§ **Stated goal**: Count only the lines of the records that hold "铜官区模拟", then give the number without any other words.

§ **Given data**:
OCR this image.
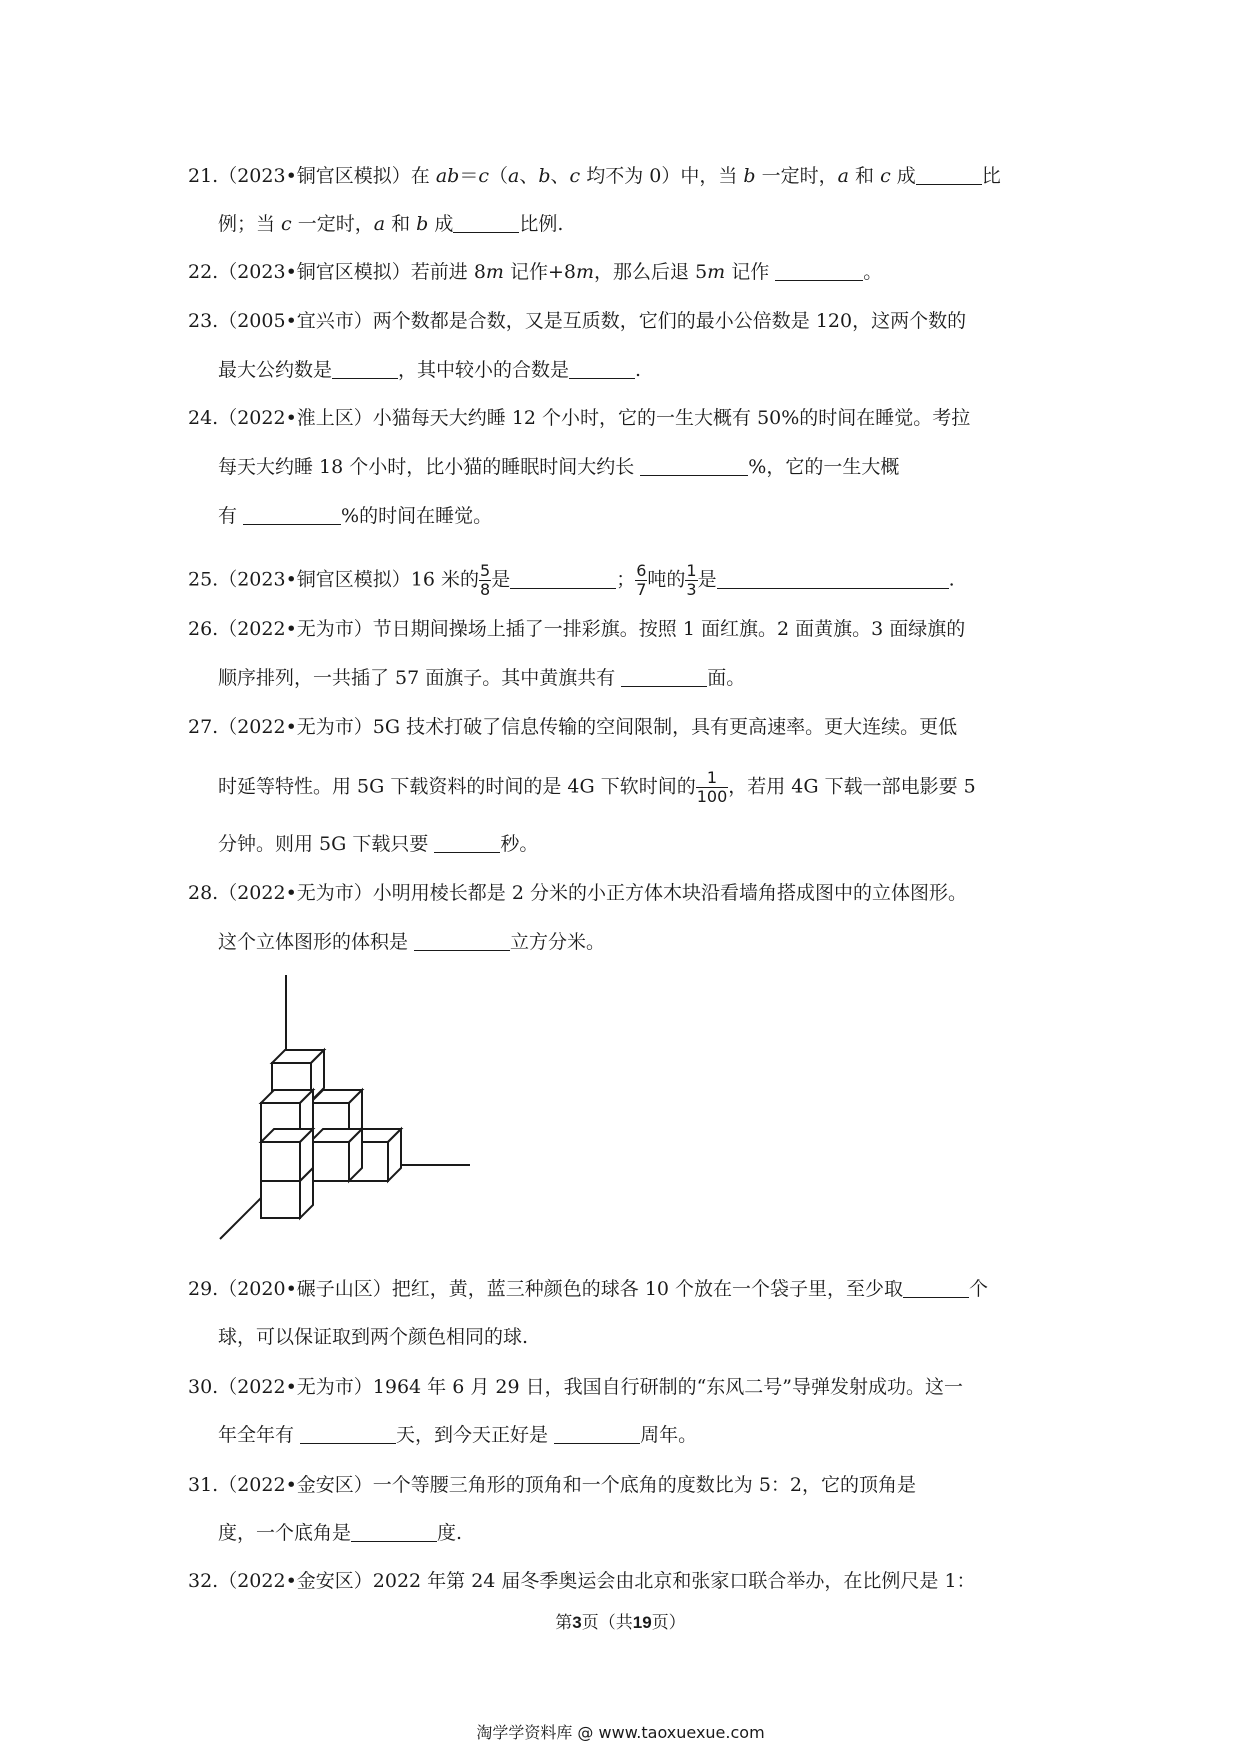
21.（2023•铜官区模拟）在 ab＝c（a、b、c 均不为 0）中，当 b 一定时，a 和 c 成	比
例；当 c 一定时，a 和 b 成	比例.
22.（2023•铜官区模拟）若前进 8m 记作+8m，那么后退 5m 记作	。
23.（2005•宜兴市）两个数都是合数，又是互质数，它们的最小公倍数是 120，这两个数的
最大公约数是	，其中较小的合数是	.
24.（2022•淮上区）小猫每天大约睡 12 个小时，它的一生大概有 50%的时间在睡觉。考拉
每天大约睡 18 个小时，比小猫的睡眠时间大约长	%，它的一生大概
有	%的时间在睡觉。
25.（2023•铜官区模拟）16 米的 $\frac{5}{8}$ 是	； $\frac{6}{7}$ 吨的 $\frac{1}{3}$ 是	.
26.（2022•无为市）节日期间操场上插了一排彩旗。按照 1 面红旗。2 面黄旗。3 面绿旗的
顺序排列，一共插了 57 面旗子。其中黄旗共有	面。
27.（2022•无为市）5G 技术打破了信息传输的空间限制，具有更高速率。更大连续。更低
时延等特性。用 5G 下载资料的时间的是 4G 下软时间的 $\frac{1}{100}$ ，若用 4G 下载一部电影要 5
分钟。则用 5G 下载只要	秒。
28.（2022•无为市）小明用棱长都是 2 分米的小正方体木块沿看墙角搭成图中的立体图形。
这个立体图形的体积是	立方分米。
29.（2020•碾子山区）把红，黄，蓝三种颜色的球各 10 个放在一个袋子里，至少取	个
球，可以保证取到两个颜色相同的球.
30.（2022•无为市）1964 年 6 月 29 日，我国自行研制的“东风二号”导弹发射成功。这一
年全年有	天，到今天正好是	周年。
31.（2022•金安区）一个等腰三角形的顶角和一个底角的度数比为 5：2，它的顶角是
度，一个底角是	度.
32.（2022•金安区）2022 年第 24 届冬季奥运会由北京和张家口联合举办，在比例尺是 1：
第3页（共19页）
淘学学资料库 @ www.taoxuexue.com
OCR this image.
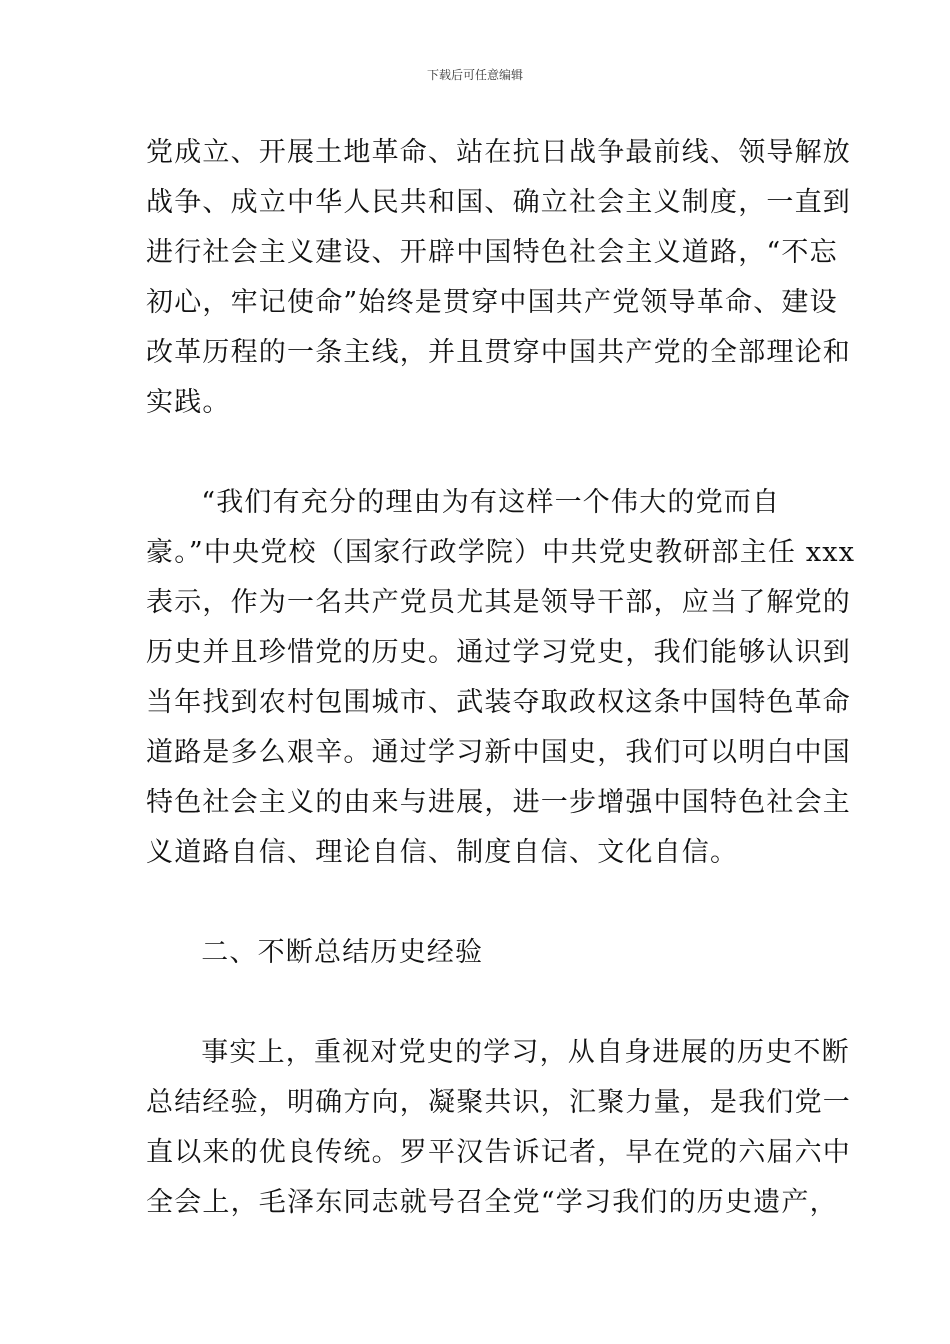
下载后可任意编辑
党成立、开展土地革命、站在抗日战争最前线、领导解放
战争、成立中华人民共和国、确立社会主义制度，一直到
进行社会主义建设、开辟中国特色社会主义道路，“不忘
初心，牢记使命”始终是贯穿中国共产党领导革命、建设
改革历程的一条主线，并且贯穿中国共产党的全部理论和
实践。
　“我们有充分的理由为有这样一个伟大的党而自
豪。”中央党校（国家行政学院）中共党史教研部主任 xxx
表示，作为一名共产党员尤其是领导干部，应当了解党的
历史并且珍惜党的历史。通过学习党史，我们能够认识到
当年找到农村包围城市、武装夺取政权这条中国特色革命
道路是多么艰辛。通过学习新中国史，我们可以明白中国
特色社会主义的由来与进展，进一步增强中国特色社会主
义道路自信、理论自信、制度自信、文化自信。
　二、不断总结历史经验
　事实上，重视对党史的学习，从自身进展的历史不断
总结经验，明确方向，凝聚共识，汇聚力量，是我们党一
直以来的优良传统。罗平汉告诉记者，早在党的六届六中
全会上，毛泽东同志就号召全党“学习我们的历史遗产，
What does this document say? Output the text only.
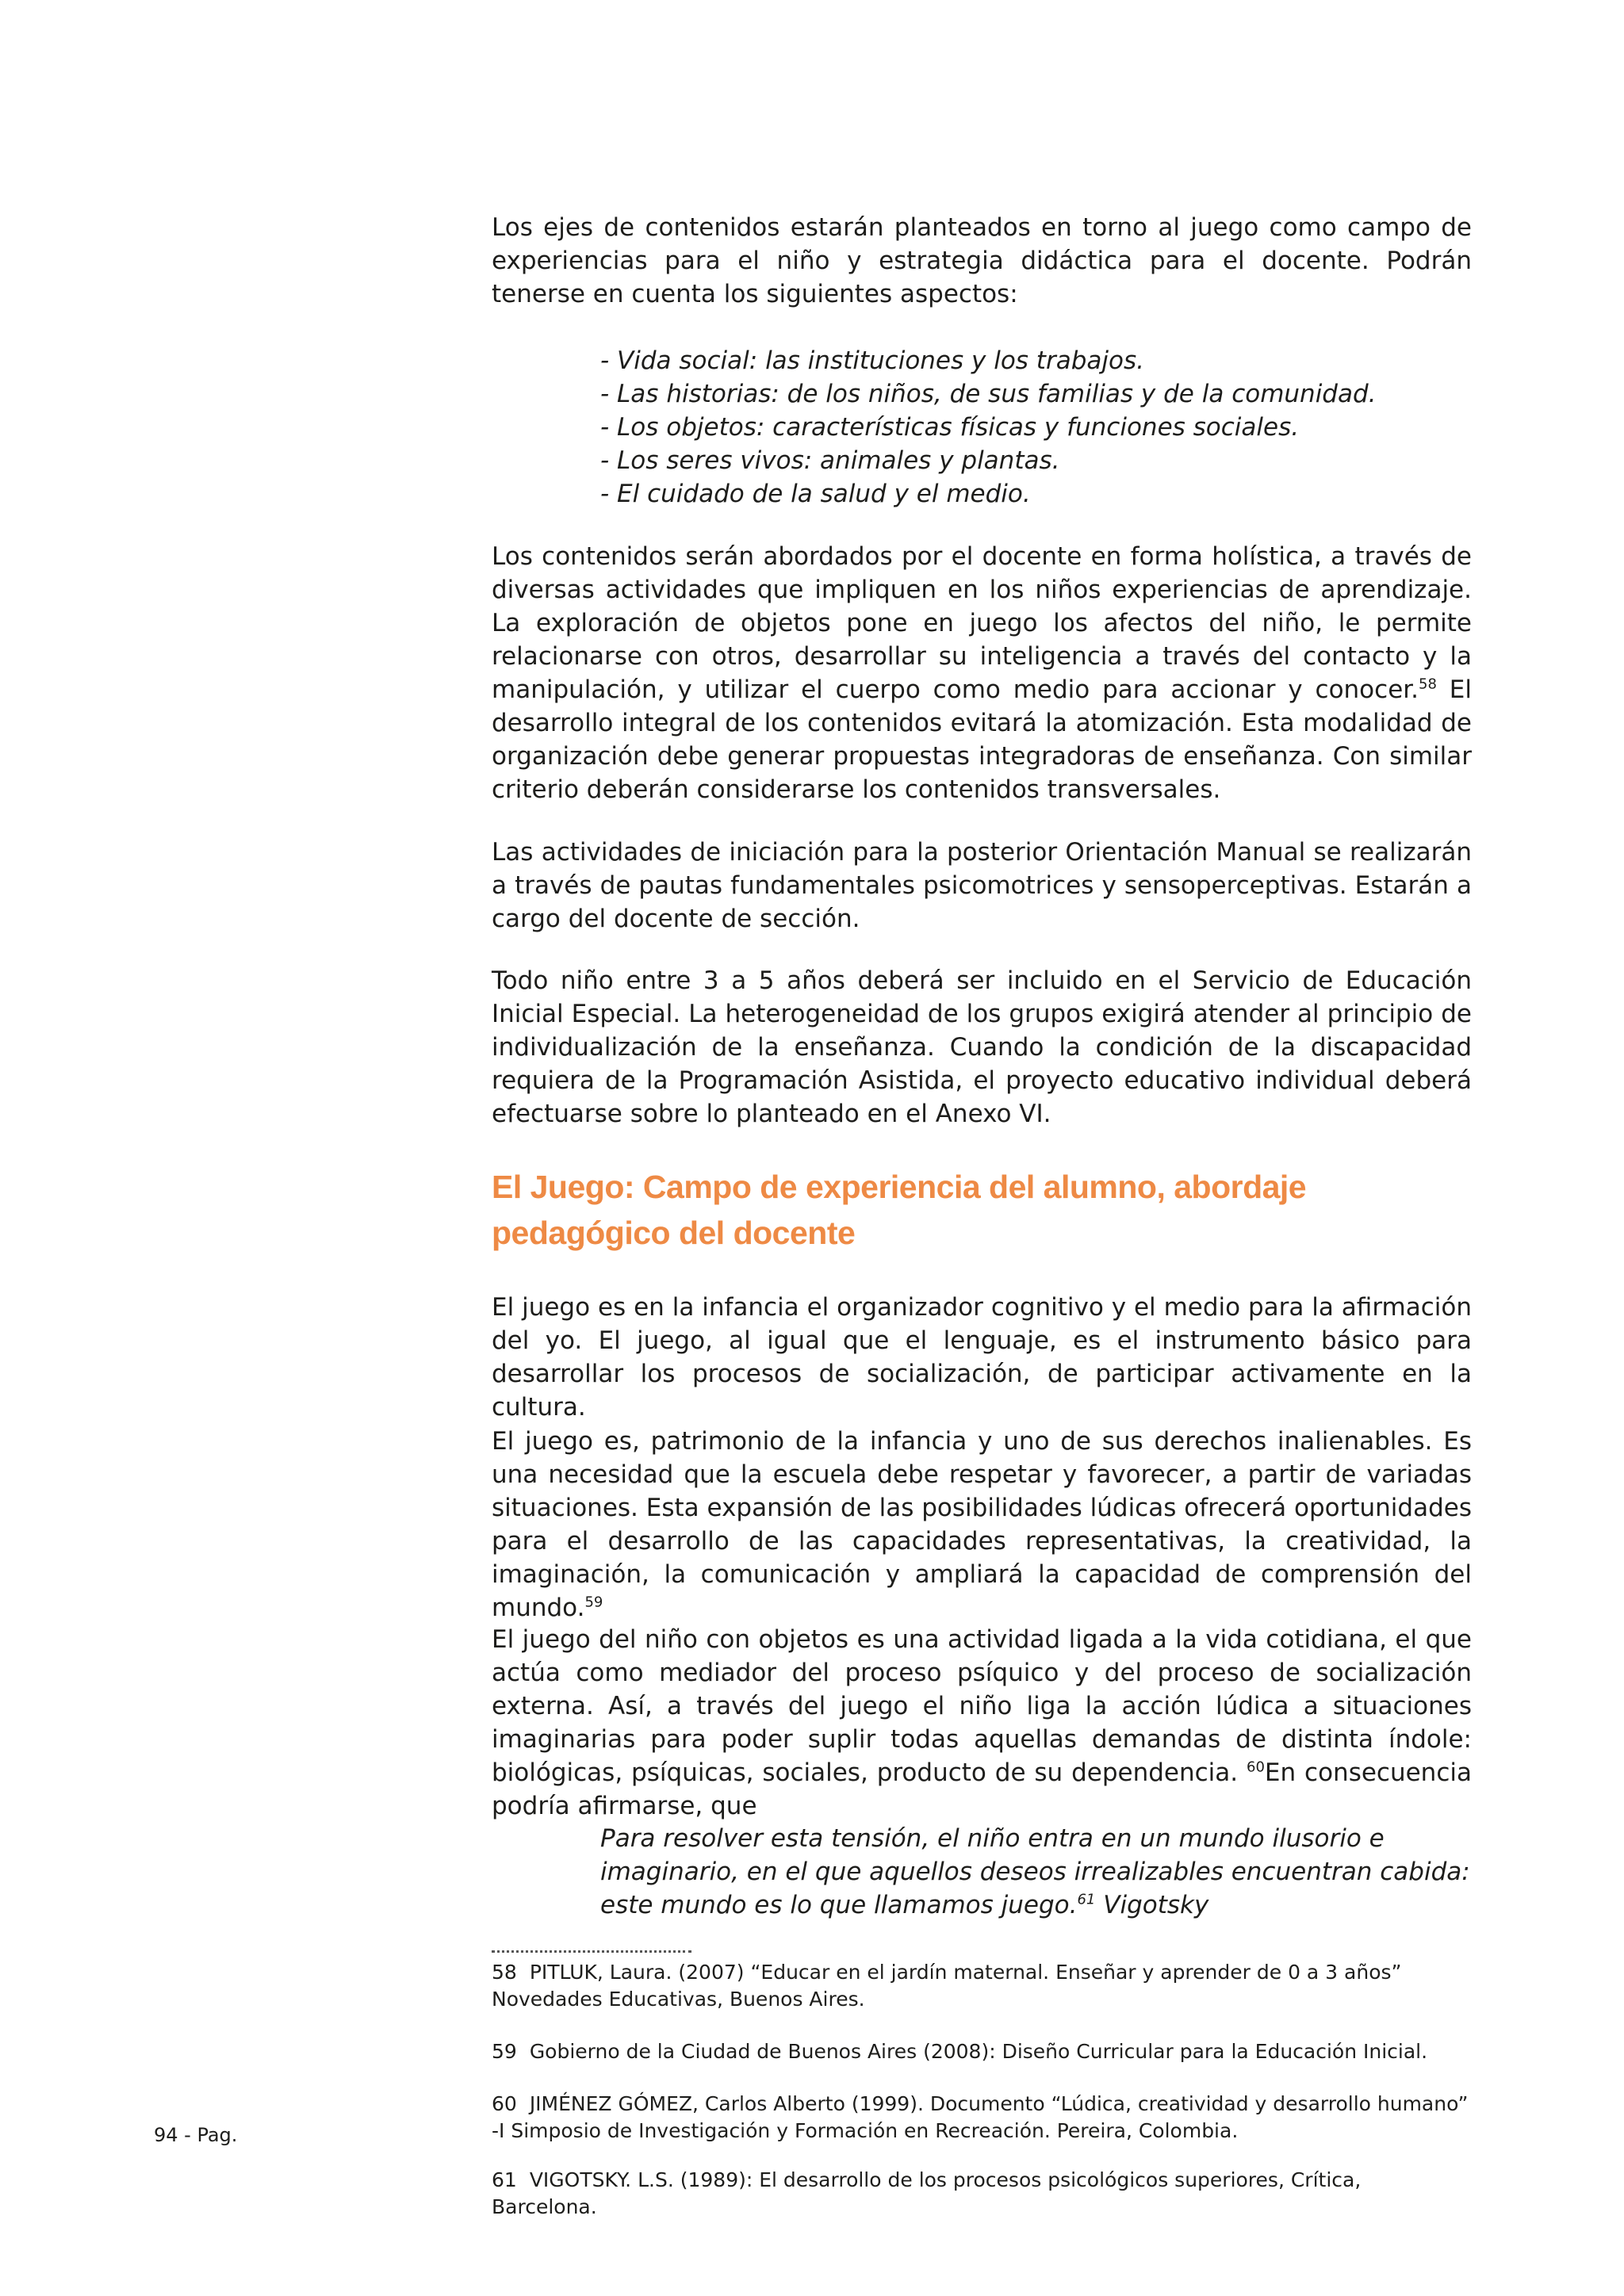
Los ejes de contenidos estarán planteados en torno al juego como campo de experiencias para el niño y estrategia didáctica para el docente. Podrán tenerse en cuenta los siguientes aspectos:

- Vida social: las instituciones y los trabajos.
- Las historias: de los niños, de sus familias y de la comunidad.
- Los objetos: características físicas y funciones sociales.
- Los seres vivos: animales y plantas.
- El cuidado de la salud y el medio.

Los contenidos serán abordados por el docente en forma holística, a través de diversas actividades que impliquen en los niños experiencias de aprendizaje. La exploración de objetos pone en juego los afectos del niño, le permite relacionarse con otros, desarrollar su inteligencia a través del contacto y la manipulación, y utilizar el cuerpo como medio para accionar y conocer.$^{58}$ El desarrollo integral de los contenidos evitará la atomización. Esta modalidad de organización debe generar propuestas integradoras de enseñanza. Con similar criterio deberán considerarse los contenidos transversales.

Las actividades de iniciación para la posterior Orientación Manual se realizarán a través de pautas fundamentales psicomotrices y sensoperceptivas. Estarán a cargo del docente de sección.

Todo niño entre 3 a 5 años deberá ser incluido en el Servicio de Educación Inicial Especial. La heterogeneidad de los grupos exigirá atender al principio de individualización de la enseñanza. Cuando la condición de la discapacidad requiera de la Programación Asistida, el proyecto educativo individual deberá efectuarse sobre lo planteado en el Anexo VI.

El Juego: Campo de experiencia del alumno, abordaje pedagógico del docente

El juego es en la infancia el organizador cognitivo y el medio para la afirmación del yo. El juego, al igual que el lenguaje, es el instrumento básico para desarrollar los procesos de socialización, de participar activamente en la cultura.

El juego es, patrimonio de la infancia y uno de sus derechos inalienables. Es una necesidad que la escuela debe respetar y favorecer, a partir de variadas situaciones. Esta expansión de las posibilidades lúdicas ofrecerá oportunidades para el desarrollo de las capacidades representativas, la creatividad, la imaginación, la comunicación y ampliará la capacidad de comprensión del mundo.$^{59}$

El juego del niño con objetos es una actividad ligada a la vida cotidiana, el que actúa como mediador del proceso psíquico y del proceso de socialización externa. Así, a través del juego el niño liga la acción lúdica a situaciones imaginarias para poder suplir todas aquellas demandas de distinta índole: biológicas, psíquicas, sociales, producto de su dependencia. $^{60}$En consecuencia podría afirmarse, que

Para resolver esta tensión, el niño entra en un mundo ilusorio e imaginario, en el que aquellos deseos irrealizables encuentran cabida: este mundo es lo que llamamos juego.$^{61}$ Vigotsky

58 PITLUK, Laura. (2007) “Educar en el jardín maternal. Enseñar y aprender de 0 a 3 años” Novedades Educativas, Buenos Aires.

59 Gobierno de la Ciudad de Buenos Aires (2008): Diseño Curricular para la Educación Inicial.

60 JIMÉNEZ GÓMEZ, Carlos Alberto (1999). Documento “Lúdica, creatividad y desarrollo humano” -I Simposio de Investigación y Formación en Recreación. Pereira, Colombia.

61 VIGOTSKY. L.S. (1989): El desarrollo de los procesos psicológicos superiores, Crítica, Barcelona.

94 - Pag.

§ **Full answer**: 3